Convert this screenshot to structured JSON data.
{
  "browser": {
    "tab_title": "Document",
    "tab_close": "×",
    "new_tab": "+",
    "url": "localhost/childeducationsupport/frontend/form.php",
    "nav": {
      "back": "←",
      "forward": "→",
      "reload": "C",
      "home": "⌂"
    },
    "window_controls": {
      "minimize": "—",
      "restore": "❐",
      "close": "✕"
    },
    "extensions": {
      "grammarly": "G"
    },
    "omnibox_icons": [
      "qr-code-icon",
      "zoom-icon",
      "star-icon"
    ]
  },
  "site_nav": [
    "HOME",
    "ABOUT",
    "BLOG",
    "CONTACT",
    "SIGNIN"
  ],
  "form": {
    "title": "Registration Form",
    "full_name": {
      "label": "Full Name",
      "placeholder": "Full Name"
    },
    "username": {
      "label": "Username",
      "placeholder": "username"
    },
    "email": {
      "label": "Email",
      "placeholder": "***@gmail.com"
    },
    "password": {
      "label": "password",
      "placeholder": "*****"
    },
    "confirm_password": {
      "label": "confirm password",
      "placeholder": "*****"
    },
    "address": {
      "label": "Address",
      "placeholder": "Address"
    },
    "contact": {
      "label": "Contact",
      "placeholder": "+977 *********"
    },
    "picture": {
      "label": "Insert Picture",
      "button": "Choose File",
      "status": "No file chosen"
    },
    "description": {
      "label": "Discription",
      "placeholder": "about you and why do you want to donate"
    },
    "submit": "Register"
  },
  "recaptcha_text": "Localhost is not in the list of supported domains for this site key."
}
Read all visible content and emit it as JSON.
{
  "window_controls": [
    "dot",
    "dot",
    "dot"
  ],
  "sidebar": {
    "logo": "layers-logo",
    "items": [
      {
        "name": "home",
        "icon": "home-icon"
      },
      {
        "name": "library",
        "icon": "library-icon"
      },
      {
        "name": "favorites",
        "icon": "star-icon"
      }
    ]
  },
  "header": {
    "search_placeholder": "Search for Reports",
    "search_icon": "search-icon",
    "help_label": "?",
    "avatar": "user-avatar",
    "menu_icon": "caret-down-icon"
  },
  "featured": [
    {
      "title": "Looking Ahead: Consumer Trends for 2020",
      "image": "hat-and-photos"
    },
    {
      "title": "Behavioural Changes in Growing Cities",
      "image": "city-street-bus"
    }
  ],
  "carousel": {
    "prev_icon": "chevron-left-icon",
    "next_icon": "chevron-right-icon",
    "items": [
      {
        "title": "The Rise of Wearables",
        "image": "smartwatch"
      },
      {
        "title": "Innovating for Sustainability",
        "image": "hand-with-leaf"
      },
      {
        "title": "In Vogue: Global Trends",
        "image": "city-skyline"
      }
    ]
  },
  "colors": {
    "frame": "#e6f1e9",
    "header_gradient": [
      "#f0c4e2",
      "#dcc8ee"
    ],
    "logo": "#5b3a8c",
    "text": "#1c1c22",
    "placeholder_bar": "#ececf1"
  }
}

● **Short problem**:
Exactly as shown, repeat every record.

● **Written answer**:
Convert this screenshot to structured JSON data.
{
  "browser": {
    "tab_title": "Document",
    "tab_close": "×",
    "new_tab": "+",
    "url": "localhost/childeducationsupport/frontend/form.php",
    "nav": {
      "back": "←",
      "forward": "→",
      "reload": "C",
      "home": "⌂"
    },
    "window_controls": {
      "minimize": "—",
      "restore": "❐",
      "close": "✕"
    },
    "extensions": {
      "grammarly": "G"
    },
    "omnibox_icons": [
      "qr-code-icon",
      "zoom-icon",
      "star-icon"
    ]
  },
  "site_nav": [
    "HOME",
    "ABOUT",
    "BLOG",
    "CONTACT",
    "SIGNIN"
  ],
  "form": {
    "title": "Registration Form",
    "full_name": {
      "label": "Full Name",
      "placeholder": "Full Name"
    },
    "username": {
      "label": "Username",
      "placeholder": "username"
    },
    "email": {
      "label": "Email",
      "placeholder": "***@gmail.com"
    },
    "password": {
      "label": "password",
      "placeholder": "*****"
    },
    "confirm_password": {
      "label": "confirm password",
      "placeholder": "*****"
    },
    "address": {
      "label": "Address",
      "placeholder": "Address"
    },
    "contact": {
      "label": "Contact",
      "placeholder": "+977 *********"
    },
    "picture": {
      "label": "Insert Picture",
      "button": "Choose File",
      "status": "No file chosen"
    },
    "description": {
      "label": "Discription",
      "placeholder": "about you and why do you want to donate"
    },
    "submit": "Register"
  },
  "recaptcha_text": "Localhost is not in the list of supported domains for this site key."
}
Read all visible content and emit it as JSON.
{
  "window_controls": [
    "dot",
    "dot",
    "dot"
  ],
  "sidebar": {
    "logo": "layers-logo",
    "items": [
      {
        "name": "home",
        "icon": "home-icon"
      },
      {
        "name": "library",
        "icon": "library-icon"
      },
      {
        "name": "favorites",
        "icon": "star-icon"
      }
    ]
  },
  "header": {
    "search_placeholder": "Search for Reports",
    "search_icon": "search-icon",
    "help_label": "?",
    "avatar": "user-avatar",
    "menu_icon": "caret-down-icon"
  },
  "featured": [
    {
      "title": "Looking Ahead: Consumer Trends for 2020",
      "image": "hat-and-photos"
    },
    {
      "title": "Behavioural Changes in Growing Cities",
      "image": "city-street-bus"
    }
  ],
  "carousel": {
    "prev_icon": "chevron-left-icon",
    "next_icon": "chevron-right-icon",
    "items": [
      {
        "title": "The Rise of Wearables",
        "image": "smartwatch"
      },
      {
        "title": "Innovating for Sustainability",
        "image": "hand-with-leaf"
      },
      {
        "title": "In Vogue: Global Trends",
        "image": "city-skyline"
      }
    ]
  },
  "colors": {
    "frame": "#e6f1e9",
    "header_gradient": [
      "#f0c4e2",
      "#dcc8ee"
    ],
    "logo": "#5b3a8c",
    "text": "#1c1c22",
    "placeholder_bar": "#ececf1"
  }
}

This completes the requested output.